→ **What the exercise asks**
Copy every line in which the string "sicurezza" occurs.
+-------+
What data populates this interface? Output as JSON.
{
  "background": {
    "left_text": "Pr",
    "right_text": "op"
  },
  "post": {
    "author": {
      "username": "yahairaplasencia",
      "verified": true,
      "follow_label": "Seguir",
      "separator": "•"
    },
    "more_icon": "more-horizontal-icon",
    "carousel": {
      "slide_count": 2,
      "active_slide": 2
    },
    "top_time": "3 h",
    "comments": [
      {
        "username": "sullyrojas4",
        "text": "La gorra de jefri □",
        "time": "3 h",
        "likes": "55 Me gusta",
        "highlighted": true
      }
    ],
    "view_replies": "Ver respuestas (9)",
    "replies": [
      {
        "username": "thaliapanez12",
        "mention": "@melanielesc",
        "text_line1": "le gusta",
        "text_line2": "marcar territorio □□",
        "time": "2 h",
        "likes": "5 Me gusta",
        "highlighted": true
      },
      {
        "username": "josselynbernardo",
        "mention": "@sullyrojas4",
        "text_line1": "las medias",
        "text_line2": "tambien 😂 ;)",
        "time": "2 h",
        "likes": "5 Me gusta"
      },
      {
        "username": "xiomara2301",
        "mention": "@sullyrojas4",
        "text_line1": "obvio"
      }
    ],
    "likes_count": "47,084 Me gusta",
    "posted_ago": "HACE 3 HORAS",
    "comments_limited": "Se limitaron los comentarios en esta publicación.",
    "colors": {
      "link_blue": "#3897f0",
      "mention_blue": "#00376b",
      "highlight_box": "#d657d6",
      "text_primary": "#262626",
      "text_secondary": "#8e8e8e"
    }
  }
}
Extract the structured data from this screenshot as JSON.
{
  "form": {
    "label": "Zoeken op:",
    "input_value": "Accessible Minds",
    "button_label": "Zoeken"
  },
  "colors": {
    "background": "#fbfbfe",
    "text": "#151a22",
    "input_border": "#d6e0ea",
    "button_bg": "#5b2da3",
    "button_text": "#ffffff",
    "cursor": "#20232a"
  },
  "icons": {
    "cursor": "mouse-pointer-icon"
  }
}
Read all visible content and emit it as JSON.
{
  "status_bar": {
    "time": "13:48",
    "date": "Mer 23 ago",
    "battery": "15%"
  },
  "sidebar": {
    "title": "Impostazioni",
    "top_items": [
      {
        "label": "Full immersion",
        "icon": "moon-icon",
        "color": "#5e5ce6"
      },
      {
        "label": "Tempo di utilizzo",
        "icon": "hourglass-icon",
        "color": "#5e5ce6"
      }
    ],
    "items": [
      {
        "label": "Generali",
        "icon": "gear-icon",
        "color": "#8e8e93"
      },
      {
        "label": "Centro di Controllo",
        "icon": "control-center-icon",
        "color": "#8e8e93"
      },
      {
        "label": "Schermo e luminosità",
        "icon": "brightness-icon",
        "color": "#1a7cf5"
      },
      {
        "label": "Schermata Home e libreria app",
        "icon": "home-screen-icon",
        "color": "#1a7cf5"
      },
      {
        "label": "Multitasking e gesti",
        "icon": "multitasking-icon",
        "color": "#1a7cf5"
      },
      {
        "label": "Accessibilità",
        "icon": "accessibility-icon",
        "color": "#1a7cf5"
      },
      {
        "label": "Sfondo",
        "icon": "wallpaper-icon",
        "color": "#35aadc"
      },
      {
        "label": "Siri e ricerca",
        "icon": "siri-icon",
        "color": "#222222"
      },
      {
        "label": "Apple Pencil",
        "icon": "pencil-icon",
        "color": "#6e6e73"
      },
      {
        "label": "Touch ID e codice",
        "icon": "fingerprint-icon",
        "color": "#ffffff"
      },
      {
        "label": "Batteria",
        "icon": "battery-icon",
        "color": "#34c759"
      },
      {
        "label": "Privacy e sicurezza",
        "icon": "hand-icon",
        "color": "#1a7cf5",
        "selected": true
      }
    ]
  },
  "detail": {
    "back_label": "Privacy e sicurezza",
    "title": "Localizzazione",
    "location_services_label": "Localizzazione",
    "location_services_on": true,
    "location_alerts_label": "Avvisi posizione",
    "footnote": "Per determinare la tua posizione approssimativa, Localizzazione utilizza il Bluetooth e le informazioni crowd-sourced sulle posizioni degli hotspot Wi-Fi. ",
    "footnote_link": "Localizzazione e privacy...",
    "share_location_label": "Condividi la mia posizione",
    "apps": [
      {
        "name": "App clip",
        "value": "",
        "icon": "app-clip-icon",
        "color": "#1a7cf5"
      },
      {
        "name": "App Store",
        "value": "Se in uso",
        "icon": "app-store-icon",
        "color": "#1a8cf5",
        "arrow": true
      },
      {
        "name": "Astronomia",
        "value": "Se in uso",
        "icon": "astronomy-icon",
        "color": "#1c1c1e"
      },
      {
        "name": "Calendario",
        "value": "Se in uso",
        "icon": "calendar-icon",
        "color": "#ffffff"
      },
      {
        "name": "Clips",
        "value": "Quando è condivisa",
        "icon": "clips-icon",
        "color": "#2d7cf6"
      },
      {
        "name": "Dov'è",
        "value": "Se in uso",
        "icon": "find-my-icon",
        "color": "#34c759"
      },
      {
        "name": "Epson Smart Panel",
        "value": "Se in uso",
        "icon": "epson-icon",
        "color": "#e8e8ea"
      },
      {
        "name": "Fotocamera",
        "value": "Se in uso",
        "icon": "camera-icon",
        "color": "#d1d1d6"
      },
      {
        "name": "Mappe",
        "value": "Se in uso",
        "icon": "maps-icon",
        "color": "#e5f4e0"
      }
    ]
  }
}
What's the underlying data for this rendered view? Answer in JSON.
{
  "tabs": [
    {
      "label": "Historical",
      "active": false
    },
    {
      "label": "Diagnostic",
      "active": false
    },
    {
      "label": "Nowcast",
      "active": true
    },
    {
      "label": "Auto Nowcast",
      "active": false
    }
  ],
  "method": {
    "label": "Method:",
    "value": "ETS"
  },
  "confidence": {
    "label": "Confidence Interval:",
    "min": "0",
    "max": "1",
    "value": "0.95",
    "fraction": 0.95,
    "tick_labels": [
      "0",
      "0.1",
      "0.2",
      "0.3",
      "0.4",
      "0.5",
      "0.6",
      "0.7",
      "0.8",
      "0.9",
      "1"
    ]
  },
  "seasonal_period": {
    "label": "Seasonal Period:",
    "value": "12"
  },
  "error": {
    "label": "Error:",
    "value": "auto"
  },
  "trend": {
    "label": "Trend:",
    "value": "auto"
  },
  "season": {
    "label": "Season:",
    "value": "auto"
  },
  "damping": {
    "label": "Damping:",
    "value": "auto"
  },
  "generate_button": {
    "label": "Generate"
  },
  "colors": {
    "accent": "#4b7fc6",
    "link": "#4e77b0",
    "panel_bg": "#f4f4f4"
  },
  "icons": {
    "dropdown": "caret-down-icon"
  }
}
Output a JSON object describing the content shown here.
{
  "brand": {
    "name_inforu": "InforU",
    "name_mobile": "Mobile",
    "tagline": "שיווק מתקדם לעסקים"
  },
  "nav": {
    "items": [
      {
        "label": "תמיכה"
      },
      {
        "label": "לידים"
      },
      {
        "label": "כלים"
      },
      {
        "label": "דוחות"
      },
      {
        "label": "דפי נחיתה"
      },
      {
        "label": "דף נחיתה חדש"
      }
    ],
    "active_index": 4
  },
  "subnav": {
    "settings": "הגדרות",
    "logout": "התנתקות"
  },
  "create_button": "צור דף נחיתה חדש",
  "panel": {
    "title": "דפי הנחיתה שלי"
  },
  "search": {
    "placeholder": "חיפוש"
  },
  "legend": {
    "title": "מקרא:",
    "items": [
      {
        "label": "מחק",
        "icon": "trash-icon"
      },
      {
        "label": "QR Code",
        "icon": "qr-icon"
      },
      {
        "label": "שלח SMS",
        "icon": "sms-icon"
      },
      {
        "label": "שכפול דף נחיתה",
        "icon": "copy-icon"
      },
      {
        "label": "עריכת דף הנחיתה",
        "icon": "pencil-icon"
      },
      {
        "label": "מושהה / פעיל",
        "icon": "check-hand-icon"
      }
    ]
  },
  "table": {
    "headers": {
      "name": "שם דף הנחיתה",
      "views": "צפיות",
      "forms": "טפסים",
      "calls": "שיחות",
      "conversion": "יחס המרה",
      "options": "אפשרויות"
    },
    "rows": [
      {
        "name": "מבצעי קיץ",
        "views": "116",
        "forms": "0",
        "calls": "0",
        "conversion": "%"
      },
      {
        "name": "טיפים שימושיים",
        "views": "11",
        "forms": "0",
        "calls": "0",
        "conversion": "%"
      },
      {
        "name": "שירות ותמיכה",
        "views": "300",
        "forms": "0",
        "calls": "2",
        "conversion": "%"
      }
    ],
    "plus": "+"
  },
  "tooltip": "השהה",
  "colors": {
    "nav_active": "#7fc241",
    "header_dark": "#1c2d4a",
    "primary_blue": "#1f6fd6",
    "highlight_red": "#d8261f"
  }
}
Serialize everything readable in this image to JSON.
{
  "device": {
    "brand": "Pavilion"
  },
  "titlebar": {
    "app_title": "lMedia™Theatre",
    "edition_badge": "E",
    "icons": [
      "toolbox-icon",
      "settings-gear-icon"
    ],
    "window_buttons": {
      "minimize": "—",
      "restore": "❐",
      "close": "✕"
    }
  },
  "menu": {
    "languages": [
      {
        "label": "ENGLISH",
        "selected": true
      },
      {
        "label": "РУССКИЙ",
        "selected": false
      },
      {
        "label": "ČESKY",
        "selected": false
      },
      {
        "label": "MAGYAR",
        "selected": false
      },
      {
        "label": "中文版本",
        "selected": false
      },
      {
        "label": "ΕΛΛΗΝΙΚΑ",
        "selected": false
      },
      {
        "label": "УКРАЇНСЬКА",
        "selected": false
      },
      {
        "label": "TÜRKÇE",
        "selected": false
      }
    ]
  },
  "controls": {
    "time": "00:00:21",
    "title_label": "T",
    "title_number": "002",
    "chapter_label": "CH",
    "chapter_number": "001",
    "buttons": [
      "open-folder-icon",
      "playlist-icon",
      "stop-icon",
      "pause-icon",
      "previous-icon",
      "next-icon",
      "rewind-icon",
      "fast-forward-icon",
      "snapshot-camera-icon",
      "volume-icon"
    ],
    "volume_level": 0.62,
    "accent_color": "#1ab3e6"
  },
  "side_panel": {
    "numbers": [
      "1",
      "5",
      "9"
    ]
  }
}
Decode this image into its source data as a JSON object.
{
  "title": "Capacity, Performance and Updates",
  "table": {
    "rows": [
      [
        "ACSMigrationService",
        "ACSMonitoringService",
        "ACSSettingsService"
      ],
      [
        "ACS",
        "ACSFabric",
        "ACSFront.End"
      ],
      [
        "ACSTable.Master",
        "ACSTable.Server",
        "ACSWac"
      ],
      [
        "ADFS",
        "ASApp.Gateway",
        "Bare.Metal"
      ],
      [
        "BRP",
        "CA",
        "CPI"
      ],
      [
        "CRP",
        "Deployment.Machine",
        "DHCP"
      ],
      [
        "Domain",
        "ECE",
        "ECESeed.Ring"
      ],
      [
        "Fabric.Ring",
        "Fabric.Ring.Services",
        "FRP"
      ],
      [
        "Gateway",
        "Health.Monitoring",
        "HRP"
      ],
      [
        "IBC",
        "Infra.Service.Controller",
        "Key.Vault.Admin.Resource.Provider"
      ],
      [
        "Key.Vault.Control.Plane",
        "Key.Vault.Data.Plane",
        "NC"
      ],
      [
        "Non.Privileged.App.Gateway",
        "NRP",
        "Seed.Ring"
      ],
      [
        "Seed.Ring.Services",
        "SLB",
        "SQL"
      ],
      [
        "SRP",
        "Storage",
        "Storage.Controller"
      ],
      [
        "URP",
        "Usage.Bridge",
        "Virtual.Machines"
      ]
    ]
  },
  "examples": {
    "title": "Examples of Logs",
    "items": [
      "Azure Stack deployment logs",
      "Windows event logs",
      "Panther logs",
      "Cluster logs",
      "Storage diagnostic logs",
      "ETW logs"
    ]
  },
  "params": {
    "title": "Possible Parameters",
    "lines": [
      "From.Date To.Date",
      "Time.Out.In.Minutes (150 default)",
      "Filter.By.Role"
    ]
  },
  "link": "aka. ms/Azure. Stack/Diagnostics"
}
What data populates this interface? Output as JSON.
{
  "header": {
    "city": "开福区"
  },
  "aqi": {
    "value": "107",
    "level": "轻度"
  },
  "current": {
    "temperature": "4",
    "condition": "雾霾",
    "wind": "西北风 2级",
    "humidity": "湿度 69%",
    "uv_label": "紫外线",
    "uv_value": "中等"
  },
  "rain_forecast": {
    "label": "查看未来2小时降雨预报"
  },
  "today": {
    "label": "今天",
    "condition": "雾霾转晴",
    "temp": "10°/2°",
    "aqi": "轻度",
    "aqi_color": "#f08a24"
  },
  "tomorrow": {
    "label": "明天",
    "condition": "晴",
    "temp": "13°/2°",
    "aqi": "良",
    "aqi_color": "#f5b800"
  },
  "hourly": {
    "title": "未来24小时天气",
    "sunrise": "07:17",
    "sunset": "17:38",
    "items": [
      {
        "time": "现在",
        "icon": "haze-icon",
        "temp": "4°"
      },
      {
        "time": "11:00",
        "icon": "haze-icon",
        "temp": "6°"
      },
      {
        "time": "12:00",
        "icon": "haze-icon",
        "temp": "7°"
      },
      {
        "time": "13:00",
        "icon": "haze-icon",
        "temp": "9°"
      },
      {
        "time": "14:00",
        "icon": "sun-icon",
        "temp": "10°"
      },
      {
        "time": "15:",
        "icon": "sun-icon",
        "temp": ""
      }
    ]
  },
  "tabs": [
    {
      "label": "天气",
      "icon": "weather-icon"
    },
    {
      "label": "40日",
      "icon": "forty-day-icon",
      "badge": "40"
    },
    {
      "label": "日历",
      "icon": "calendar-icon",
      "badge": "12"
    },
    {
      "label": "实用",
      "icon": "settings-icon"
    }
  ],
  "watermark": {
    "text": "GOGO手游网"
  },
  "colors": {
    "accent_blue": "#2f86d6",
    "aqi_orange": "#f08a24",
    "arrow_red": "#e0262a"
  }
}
+-------+
→ **Full output**
        "label": "Privacy e sicurezza",
    "back_label": "Privacy e sicurezza",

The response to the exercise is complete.